====== Dataset records

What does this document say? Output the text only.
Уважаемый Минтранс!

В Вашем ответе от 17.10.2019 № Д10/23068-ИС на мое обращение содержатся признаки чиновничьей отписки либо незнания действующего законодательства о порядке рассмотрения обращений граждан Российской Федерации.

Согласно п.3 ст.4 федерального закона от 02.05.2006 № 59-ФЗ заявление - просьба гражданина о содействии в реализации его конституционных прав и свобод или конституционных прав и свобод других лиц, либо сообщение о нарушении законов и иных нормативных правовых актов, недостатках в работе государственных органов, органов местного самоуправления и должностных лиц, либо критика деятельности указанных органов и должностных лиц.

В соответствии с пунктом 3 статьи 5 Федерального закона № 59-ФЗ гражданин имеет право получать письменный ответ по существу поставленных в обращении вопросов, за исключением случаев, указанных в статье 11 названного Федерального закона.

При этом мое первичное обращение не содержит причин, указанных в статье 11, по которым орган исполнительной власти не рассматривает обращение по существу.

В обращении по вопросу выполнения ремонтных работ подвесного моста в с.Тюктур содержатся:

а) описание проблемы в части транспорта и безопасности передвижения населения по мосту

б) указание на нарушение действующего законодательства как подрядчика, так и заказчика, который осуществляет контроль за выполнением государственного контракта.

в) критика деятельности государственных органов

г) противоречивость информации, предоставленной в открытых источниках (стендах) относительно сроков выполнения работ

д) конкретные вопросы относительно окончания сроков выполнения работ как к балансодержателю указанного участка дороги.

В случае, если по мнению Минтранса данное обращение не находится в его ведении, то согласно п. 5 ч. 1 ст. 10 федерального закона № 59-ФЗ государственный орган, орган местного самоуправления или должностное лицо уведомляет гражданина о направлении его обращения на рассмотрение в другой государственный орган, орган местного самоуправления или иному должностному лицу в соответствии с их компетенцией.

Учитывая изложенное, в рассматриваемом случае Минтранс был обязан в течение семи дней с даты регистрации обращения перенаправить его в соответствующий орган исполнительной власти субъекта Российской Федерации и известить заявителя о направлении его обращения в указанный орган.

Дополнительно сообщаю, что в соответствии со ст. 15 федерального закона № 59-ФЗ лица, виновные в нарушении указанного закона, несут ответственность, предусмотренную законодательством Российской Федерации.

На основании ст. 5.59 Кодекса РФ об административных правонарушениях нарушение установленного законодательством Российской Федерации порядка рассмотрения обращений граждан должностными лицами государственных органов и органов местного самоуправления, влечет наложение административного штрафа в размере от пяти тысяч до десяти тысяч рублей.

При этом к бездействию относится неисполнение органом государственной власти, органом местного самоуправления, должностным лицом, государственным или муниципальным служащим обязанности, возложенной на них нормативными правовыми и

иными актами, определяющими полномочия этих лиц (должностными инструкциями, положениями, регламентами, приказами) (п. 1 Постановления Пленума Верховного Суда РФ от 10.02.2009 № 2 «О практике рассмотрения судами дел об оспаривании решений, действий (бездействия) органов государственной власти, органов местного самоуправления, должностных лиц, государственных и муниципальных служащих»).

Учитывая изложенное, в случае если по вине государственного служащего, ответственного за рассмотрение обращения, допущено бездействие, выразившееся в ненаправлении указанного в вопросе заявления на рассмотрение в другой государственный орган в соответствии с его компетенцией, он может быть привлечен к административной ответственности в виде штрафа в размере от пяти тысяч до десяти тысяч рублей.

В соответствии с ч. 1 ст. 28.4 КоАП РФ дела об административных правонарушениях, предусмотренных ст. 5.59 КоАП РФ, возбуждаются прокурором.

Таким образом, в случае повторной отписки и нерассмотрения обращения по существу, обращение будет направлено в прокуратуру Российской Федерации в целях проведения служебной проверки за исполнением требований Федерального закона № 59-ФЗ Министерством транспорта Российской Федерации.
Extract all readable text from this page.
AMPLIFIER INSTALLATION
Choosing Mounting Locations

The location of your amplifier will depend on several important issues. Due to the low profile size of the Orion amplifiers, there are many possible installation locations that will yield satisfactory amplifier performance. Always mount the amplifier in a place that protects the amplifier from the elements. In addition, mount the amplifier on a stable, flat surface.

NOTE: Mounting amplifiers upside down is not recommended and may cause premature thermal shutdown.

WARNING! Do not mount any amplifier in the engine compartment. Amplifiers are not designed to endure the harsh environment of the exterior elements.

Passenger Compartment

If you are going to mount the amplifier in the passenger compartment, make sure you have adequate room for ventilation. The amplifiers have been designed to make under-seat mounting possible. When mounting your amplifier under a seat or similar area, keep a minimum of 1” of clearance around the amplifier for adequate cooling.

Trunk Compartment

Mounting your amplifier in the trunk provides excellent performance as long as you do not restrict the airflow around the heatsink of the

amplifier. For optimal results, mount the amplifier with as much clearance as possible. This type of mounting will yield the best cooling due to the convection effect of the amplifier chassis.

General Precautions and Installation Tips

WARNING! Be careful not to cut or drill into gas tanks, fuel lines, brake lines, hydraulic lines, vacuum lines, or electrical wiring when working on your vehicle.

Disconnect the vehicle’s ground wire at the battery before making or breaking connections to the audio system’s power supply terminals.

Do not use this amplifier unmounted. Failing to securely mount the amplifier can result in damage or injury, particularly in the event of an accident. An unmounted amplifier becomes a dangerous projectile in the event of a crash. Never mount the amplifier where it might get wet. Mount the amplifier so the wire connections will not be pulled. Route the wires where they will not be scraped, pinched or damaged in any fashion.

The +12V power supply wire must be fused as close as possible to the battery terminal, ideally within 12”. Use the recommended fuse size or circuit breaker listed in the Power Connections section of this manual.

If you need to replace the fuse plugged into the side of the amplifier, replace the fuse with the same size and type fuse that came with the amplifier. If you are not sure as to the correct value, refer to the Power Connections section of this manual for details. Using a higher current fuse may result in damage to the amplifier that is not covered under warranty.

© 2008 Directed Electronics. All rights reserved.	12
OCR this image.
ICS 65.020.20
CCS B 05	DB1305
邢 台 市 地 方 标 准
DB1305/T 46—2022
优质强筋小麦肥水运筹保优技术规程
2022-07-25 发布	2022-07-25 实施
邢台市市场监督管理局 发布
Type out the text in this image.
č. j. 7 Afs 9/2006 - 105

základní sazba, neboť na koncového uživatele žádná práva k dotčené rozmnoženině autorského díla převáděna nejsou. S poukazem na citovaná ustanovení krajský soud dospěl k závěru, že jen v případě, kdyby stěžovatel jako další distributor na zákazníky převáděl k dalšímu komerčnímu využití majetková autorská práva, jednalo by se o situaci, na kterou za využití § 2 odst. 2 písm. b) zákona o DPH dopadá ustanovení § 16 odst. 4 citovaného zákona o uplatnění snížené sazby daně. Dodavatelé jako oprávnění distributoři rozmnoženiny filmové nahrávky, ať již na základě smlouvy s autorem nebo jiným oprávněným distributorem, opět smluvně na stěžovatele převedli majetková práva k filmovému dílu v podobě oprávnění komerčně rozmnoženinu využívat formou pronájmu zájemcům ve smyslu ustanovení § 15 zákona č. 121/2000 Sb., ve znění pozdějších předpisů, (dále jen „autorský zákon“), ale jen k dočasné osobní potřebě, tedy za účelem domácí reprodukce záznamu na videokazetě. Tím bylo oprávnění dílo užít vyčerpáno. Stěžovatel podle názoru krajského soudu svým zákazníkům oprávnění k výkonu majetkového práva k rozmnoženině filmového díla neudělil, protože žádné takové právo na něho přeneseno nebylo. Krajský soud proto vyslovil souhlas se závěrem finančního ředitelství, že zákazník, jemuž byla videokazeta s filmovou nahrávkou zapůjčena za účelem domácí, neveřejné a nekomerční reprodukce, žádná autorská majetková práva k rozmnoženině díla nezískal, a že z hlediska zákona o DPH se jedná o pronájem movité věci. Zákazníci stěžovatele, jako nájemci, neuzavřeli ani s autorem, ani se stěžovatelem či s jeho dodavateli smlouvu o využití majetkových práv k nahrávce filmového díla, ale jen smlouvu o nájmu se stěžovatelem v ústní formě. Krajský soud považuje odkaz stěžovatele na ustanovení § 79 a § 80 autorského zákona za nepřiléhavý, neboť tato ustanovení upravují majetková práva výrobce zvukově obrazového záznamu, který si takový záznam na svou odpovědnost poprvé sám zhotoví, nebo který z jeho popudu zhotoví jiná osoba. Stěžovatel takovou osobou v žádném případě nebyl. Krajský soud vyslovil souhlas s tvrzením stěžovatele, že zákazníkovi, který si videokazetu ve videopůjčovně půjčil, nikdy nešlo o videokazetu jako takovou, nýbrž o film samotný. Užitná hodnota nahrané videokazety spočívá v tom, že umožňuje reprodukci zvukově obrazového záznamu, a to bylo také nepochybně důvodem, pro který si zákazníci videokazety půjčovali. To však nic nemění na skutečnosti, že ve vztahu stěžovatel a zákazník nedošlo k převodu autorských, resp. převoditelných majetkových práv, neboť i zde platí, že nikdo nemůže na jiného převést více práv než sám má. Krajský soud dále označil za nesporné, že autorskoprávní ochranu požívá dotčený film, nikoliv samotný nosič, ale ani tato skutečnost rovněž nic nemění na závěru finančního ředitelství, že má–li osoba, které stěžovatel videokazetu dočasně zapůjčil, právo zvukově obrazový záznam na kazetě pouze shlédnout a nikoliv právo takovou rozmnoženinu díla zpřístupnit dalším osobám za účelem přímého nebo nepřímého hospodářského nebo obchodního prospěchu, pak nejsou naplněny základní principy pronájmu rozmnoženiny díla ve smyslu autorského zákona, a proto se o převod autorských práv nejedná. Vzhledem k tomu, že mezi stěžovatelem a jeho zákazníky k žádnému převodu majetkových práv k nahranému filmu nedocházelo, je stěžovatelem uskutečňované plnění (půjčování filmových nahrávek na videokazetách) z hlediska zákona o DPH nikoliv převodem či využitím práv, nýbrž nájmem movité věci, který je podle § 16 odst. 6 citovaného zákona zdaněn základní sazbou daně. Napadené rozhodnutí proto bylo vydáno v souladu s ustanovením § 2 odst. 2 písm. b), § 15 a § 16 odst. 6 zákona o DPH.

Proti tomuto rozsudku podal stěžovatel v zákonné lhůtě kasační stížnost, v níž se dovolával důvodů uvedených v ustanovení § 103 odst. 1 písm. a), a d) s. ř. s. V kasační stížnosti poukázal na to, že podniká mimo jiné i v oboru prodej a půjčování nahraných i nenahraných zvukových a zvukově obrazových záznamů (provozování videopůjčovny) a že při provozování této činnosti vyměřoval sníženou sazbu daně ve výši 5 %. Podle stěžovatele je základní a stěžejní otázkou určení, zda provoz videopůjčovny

============

> _Objective_
Copy out each line of the listing that holds "критика".

> _Answer to this problem_
Согласно п.3 ст.4 федерального закона от 02.05.2006 № 59-ФЗ заявление - просьба гражданина о содействии в реализации его конституционных прав и свобод или конституционных прав и свобод других лиц, либо сообщение о нарушении законов и иных нормативных правовых актов, недостатках в работе государственных органов, органов местного самоуправления и должностных лиц, либо критика деятельности указанных органов и должностных лиц.
в) критика деятельности государственных органов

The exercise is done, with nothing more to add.